[Record list]
..........

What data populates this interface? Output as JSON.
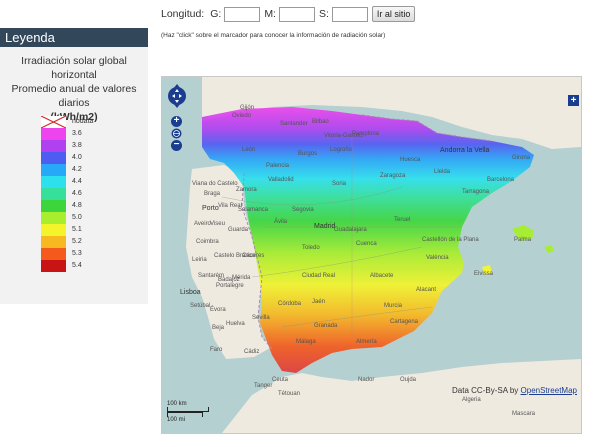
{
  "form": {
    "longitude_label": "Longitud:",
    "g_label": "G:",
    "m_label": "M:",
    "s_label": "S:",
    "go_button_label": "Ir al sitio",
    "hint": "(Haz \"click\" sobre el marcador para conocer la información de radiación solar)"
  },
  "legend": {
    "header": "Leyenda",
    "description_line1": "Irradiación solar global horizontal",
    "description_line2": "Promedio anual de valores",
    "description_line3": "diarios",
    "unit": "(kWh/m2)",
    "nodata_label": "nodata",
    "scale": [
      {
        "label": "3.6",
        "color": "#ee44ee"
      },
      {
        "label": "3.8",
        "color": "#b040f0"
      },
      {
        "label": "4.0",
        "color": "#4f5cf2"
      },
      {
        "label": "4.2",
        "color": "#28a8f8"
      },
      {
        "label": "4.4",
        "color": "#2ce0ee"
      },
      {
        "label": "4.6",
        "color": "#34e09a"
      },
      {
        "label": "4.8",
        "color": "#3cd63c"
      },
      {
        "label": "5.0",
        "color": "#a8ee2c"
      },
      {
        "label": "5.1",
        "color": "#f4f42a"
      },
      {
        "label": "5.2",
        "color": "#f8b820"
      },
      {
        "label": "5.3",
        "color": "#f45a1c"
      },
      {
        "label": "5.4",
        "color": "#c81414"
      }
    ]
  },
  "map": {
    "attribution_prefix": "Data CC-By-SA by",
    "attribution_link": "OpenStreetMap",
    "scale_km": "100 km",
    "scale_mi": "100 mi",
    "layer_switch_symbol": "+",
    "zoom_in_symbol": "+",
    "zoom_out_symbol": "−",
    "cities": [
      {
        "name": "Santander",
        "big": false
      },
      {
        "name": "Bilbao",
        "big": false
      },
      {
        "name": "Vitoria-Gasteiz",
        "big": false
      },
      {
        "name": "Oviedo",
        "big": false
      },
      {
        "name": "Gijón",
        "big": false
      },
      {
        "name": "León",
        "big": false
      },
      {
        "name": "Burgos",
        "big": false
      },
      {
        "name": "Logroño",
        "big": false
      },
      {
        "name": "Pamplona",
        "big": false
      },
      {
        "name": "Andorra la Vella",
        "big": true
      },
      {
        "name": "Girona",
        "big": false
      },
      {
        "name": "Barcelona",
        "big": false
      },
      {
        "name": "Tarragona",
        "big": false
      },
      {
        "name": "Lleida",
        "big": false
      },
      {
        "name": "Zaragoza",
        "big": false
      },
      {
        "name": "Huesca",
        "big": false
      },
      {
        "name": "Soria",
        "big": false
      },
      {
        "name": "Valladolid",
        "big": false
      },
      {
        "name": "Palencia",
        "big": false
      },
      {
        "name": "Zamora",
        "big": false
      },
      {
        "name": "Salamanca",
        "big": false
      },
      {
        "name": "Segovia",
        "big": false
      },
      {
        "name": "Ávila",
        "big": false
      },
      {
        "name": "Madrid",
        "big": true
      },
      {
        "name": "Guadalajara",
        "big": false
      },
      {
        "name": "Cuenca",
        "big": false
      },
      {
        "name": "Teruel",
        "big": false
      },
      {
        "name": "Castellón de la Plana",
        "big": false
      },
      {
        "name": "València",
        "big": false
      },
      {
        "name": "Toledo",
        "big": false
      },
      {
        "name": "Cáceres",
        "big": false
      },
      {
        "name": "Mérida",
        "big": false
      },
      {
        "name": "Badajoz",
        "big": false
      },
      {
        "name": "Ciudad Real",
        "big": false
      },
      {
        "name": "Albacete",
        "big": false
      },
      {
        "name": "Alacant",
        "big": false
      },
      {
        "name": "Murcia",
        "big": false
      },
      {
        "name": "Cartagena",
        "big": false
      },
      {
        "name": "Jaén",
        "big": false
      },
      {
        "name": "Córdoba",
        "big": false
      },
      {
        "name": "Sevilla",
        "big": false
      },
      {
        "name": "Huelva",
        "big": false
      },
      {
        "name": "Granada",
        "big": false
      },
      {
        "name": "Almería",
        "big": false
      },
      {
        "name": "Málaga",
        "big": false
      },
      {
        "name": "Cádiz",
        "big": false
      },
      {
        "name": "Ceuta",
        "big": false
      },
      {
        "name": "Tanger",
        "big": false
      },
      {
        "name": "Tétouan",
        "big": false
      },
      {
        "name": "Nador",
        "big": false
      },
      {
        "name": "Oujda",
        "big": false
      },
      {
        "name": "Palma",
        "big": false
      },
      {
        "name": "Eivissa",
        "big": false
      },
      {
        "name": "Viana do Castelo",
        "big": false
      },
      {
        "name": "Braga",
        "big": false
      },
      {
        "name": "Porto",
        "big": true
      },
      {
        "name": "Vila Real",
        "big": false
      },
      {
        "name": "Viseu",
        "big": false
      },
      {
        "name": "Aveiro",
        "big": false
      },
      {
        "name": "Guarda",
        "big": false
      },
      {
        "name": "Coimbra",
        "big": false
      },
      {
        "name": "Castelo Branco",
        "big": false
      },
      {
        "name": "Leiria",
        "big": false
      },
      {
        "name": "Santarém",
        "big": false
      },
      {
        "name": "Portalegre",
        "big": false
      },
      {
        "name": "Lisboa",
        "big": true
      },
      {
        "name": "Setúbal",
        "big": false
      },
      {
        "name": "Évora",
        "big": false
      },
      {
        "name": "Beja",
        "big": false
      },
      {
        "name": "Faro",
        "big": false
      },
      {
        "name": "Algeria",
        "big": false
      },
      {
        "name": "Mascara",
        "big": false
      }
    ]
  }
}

..........

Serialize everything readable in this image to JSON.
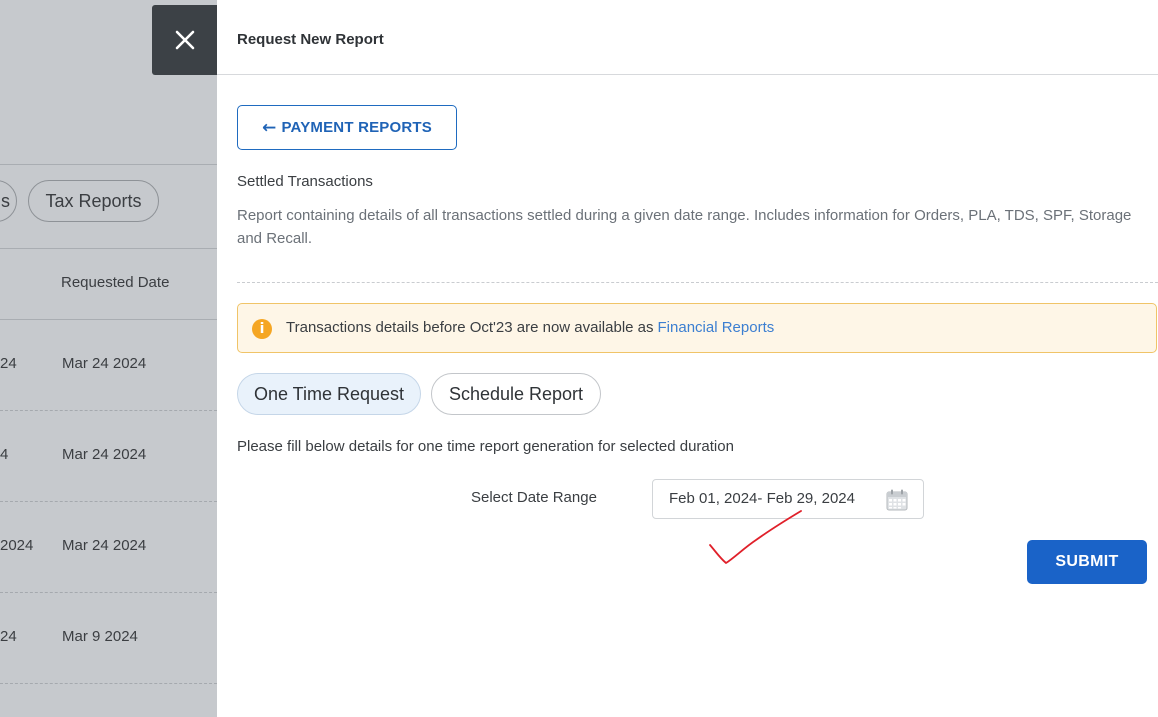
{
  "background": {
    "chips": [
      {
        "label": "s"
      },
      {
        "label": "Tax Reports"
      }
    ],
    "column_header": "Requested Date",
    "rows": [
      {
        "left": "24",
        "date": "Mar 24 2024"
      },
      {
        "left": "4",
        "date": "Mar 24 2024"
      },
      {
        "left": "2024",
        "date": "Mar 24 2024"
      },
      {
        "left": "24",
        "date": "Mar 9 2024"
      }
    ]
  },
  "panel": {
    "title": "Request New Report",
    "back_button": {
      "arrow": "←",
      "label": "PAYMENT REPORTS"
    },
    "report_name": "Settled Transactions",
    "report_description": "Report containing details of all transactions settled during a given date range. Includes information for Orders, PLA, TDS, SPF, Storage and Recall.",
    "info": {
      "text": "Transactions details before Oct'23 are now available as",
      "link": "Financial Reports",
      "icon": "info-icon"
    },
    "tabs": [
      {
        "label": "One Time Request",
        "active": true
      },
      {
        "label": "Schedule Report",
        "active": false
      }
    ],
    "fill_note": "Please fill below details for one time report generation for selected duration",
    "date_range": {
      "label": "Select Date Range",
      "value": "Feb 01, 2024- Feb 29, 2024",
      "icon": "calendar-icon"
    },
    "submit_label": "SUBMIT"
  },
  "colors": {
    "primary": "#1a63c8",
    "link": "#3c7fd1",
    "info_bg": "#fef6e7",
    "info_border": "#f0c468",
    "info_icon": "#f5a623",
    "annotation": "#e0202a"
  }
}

..........

Copy out all lines that carry the word "this".

[Answer in full]
What data populates this interface? Output as JSON.
Serialize everything readable in this image to JSON.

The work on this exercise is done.